▶ What to produce:
Identify the lines that contain the string "scale" and report only how many there are.

▶ Stored records:
########
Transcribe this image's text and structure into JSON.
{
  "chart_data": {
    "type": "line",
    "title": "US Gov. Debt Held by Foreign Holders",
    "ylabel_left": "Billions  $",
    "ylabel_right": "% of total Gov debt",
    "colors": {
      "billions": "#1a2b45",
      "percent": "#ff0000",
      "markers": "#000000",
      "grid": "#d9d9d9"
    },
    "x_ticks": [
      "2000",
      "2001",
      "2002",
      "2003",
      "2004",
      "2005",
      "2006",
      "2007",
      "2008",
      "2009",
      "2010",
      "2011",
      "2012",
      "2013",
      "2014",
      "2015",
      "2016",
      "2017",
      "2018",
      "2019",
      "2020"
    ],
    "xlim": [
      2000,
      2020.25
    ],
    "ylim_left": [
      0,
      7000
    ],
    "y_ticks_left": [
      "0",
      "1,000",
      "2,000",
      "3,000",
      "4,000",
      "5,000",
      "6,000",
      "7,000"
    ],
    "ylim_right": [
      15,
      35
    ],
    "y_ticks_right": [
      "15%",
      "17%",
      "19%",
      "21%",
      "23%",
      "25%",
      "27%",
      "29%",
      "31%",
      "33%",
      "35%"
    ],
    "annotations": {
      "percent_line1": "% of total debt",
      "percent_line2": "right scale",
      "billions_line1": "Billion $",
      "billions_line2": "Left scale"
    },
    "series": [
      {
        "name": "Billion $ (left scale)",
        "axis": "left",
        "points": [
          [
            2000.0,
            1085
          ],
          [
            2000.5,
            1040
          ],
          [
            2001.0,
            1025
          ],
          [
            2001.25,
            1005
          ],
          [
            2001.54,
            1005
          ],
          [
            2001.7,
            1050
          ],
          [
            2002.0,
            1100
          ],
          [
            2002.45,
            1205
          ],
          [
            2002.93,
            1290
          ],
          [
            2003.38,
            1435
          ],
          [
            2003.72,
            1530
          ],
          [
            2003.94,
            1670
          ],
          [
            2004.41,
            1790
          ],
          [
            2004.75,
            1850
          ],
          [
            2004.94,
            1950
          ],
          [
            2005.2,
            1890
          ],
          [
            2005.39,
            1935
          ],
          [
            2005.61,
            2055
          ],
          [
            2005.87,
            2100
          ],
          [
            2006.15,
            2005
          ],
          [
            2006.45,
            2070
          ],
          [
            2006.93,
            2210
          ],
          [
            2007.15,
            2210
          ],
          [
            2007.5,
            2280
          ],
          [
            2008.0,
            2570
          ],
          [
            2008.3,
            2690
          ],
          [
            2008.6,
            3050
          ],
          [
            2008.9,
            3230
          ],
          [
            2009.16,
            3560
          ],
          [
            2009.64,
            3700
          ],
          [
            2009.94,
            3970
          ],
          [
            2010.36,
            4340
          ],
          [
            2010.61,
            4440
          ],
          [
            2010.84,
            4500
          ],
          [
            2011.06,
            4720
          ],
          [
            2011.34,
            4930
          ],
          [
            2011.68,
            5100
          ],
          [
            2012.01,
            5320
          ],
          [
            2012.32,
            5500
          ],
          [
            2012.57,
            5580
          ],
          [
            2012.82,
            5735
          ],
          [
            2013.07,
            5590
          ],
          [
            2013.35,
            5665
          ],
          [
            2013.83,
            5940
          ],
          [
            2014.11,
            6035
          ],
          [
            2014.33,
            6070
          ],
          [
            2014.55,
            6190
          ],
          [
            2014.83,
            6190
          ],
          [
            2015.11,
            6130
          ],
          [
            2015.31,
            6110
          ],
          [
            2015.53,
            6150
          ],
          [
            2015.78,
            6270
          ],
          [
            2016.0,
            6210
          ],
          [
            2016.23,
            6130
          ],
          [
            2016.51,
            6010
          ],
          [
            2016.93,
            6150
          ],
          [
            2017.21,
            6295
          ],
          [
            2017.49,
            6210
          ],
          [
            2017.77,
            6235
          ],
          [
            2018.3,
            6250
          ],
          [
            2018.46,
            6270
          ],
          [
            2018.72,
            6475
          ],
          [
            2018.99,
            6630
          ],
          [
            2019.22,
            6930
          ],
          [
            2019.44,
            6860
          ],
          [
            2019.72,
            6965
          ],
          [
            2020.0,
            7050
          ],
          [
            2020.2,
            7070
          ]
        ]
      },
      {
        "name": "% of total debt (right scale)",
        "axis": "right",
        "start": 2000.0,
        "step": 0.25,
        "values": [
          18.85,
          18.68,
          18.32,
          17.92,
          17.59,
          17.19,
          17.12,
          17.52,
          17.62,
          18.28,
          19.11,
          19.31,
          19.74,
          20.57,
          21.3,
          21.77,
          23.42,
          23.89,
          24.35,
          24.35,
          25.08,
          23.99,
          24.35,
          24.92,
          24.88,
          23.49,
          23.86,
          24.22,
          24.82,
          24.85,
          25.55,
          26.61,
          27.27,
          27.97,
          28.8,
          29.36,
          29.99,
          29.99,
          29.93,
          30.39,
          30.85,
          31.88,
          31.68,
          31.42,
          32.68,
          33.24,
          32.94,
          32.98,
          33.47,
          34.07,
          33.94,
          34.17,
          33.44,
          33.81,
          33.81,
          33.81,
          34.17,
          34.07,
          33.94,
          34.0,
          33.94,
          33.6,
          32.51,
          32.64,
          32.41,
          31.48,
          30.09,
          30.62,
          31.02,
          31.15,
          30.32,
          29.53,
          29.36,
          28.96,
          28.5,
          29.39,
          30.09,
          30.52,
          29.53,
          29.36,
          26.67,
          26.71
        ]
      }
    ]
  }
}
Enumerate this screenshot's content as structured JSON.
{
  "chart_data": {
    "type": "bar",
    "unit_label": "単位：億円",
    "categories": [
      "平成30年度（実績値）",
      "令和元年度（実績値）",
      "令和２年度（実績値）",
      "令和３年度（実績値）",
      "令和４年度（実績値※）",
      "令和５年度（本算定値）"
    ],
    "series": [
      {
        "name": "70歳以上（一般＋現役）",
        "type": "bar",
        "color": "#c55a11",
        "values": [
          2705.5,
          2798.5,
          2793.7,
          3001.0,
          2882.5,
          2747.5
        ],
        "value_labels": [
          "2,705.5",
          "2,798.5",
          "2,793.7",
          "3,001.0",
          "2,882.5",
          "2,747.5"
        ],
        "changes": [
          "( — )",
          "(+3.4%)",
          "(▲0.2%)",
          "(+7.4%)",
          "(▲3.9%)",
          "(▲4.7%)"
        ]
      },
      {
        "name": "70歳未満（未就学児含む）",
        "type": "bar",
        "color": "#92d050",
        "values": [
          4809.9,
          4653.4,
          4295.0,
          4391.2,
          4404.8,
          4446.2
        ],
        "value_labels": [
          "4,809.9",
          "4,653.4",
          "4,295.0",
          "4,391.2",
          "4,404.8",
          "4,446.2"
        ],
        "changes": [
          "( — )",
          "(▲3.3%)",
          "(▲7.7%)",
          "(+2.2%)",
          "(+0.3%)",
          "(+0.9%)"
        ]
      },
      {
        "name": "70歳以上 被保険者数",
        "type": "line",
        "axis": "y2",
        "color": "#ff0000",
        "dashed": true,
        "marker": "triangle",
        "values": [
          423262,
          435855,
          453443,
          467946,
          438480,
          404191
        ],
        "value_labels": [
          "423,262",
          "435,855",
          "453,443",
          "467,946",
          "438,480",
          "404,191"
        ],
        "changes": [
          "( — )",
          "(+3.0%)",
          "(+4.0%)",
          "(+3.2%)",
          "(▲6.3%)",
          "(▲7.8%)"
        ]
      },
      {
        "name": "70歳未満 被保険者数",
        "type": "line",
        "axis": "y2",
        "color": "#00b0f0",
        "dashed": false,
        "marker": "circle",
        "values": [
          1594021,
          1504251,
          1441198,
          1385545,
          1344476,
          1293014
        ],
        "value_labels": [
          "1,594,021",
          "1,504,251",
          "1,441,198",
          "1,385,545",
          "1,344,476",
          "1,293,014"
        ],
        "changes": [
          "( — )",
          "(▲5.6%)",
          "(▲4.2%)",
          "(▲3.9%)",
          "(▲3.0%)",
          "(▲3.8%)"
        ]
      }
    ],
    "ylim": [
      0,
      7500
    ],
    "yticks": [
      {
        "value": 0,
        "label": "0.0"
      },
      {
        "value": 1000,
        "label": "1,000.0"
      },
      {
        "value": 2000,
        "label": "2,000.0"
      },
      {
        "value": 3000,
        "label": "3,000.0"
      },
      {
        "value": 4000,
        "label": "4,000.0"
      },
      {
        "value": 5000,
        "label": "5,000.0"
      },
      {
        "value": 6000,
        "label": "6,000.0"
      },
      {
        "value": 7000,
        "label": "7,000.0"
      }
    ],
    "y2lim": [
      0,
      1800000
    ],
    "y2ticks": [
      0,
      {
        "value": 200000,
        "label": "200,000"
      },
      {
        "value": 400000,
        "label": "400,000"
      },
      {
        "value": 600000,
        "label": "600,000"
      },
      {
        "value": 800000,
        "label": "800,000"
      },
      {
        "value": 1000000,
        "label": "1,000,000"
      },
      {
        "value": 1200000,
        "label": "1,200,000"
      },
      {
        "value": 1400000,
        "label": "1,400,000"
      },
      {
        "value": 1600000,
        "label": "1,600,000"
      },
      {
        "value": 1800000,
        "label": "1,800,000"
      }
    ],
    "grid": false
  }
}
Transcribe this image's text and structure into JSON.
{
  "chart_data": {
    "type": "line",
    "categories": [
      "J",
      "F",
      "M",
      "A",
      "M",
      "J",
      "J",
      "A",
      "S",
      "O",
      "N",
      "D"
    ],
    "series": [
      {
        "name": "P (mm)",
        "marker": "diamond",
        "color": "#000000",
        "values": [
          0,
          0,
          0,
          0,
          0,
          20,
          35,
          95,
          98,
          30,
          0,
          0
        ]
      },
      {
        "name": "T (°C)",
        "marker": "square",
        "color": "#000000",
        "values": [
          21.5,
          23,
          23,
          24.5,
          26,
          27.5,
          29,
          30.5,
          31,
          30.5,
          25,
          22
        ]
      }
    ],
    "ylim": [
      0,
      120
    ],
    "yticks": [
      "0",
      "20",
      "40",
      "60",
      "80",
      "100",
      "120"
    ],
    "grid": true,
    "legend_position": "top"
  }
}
########
▶ Response to the exercise:
4